Extracted records:
## BEGIN

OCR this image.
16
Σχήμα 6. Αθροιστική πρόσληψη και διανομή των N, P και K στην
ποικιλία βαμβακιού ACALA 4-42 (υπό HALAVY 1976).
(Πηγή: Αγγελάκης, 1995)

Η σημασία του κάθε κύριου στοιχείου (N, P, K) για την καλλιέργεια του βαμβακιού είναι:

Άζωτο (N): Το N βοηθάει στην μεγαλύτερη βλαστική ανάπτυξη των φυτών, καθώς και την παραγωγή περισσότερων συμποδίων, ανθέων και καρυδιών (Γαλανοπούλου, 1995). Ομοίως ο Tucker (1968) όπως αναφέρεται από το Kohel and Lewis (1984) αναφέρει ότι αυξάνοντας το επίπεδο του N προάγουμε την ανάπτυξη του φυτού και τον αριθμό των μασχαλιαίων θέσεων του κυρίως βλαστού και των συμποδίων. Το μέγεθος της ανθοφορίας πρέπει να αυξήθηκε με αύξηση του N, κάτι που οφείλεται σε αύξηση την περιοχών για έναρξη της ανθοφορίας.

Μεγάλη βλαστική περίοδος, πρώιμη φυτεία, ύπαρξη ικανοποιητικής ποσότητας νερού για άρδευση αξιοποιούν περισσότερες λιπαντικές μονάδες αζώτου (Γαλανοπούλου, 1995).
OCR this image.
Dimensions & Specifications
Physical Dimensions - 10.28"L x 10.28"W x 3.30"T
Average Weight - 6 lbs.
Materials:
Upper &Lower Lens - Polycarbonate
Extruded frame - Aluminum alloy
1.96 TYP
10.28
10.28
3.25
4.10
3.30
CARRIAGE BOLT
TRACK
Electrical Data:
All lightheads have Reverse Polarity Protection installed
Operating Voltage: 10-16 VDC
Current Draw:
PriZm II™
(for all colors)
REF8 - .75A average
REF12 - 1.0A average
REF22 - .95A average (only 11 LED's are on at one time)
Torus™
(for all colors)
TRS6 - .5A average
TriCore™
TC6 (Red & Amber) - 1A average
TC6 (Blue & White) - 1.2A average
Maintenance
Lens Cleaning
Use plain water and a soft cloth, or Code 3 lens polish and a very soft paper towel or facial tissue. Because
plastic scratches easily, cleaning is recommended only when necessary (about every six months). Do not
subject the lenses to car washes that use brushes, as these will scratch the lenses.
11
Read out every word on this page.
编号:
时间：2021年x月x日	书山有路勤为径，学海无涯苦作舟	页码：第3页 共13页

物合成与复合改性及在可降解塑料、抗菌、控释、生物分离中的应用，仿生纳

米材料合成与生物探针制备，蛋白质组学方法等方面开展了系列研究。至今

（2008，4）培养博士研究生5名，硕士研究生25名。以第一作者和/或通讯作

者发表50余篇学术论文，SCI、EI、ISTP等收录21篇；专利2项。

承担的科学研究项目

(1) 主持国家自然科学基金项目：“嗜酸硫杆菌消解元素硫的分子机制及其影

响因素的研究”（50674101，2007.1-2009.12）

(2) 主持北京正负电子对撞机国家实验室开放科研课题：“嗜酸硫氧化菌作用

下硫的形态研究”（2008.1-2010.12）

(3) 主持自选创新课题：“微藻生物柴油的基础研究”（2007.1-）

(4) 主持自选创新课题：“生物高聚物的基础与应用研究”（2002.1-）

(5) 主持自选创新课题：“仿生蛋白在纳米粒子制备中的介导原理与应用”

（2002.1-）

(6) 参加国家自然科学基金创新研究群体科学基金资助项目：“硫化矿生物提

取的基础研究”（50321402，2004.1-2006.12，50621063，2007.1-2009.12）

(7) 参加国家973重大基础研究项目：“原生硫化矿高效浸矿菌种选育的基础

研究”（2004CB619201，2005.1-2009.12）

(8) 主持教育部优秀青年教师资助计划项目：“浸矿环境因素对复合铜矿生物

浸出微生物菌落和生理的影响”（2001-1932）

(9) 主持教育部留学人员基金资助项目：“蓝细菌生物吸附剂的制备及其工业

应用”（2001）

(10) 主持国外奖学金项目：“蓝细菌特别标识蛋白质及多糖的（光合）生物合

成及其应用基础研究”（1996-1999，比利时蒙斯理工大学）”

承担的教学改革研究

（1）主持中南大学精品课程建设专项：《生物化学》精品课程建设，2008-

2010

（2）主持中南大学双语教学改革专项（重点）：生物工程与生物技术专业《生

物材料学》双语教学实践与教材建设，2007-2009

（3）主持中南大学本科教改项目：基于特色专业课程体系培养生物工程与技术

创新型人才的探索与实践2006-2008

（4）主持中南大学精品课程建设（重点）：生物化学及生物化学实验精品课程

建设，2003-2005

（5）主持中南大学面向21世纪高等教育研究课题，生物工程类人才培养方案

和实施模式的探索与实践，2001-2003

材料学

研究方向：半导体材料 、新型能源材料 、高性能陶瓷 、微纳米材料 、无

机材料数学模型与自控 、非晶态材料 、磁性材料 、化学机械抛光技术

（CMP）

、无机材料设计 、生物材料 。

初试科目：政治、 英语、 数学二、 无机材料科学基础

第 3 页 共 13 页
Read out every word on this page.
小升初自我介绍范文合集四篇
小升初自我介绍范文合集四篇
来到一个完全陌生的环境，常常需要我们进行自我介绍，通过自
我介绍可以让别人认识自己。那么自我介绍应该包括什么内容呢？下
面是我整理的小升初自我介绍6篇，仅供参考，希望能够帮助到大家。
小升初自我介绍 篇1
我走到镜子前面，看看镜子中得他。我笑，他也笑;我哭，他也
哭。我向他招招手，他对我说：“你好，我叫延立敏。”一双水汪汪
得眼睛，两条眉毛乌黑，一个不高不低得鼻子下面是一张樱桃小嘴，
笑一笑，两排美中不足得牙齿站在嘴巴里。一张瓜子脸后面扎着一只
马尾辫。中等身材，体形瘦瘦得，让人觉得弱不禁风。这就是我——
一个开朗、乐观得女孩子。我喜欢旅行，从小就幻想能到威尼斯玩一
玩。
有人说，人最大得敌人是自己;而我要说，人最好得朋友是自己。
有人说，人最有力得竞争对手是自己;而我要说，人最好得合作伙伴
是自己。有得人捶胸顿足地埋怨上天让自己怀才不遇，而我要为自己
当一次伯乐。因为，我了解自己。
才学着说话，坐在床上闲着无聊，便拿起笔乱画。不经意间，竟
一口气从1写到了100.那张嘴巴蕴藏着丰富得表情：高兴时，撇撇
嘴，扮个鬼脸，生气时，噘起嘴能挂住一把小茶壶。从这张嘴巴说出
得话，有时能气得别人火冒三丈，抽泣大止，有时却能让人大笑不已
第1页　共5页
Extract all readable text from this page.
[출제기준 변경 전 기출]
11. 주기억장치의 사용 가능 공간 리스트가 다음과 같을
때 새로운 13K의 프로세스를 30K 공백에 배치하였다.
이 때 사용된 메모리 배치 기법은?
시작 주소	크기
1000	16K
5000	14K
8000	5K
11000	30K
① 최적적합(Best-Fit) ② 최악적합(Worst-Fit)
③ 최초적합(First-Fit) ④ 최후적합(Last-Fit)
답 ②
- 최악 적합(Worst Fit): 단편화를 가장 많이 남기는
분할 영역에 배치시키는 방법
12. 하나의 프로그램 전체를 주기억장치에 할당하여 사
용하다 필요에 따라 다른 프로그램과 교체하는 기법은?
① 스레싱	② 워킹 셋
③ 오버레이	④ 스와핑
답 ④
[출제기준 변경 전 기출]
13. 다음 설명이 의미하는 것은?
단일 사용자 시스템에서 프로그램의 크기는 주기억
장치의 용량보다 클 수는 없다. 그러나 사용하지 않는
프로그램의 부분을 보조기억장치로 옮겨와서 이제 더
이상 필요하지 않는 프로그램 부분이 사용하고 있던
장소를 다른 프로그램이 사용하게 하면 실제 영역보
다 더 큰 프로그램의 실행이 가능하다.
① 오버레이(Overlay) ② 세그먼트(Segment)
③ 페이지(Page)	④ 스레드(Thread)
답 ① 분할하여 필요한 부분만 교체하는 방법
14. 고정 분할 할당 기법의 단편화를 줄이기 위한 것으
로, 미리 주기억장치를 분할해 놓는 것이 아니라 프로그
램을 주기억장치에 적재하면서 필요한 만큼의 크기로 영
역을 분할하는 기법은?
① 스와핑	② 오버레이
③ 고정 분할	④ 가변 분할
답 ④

## END

#### WRITTEN INSTRUCTION:
Using the listing above, state the number of lines that hold "βλαστική", with no other text.

#### RESULT FOR THIS EXERCISE:
2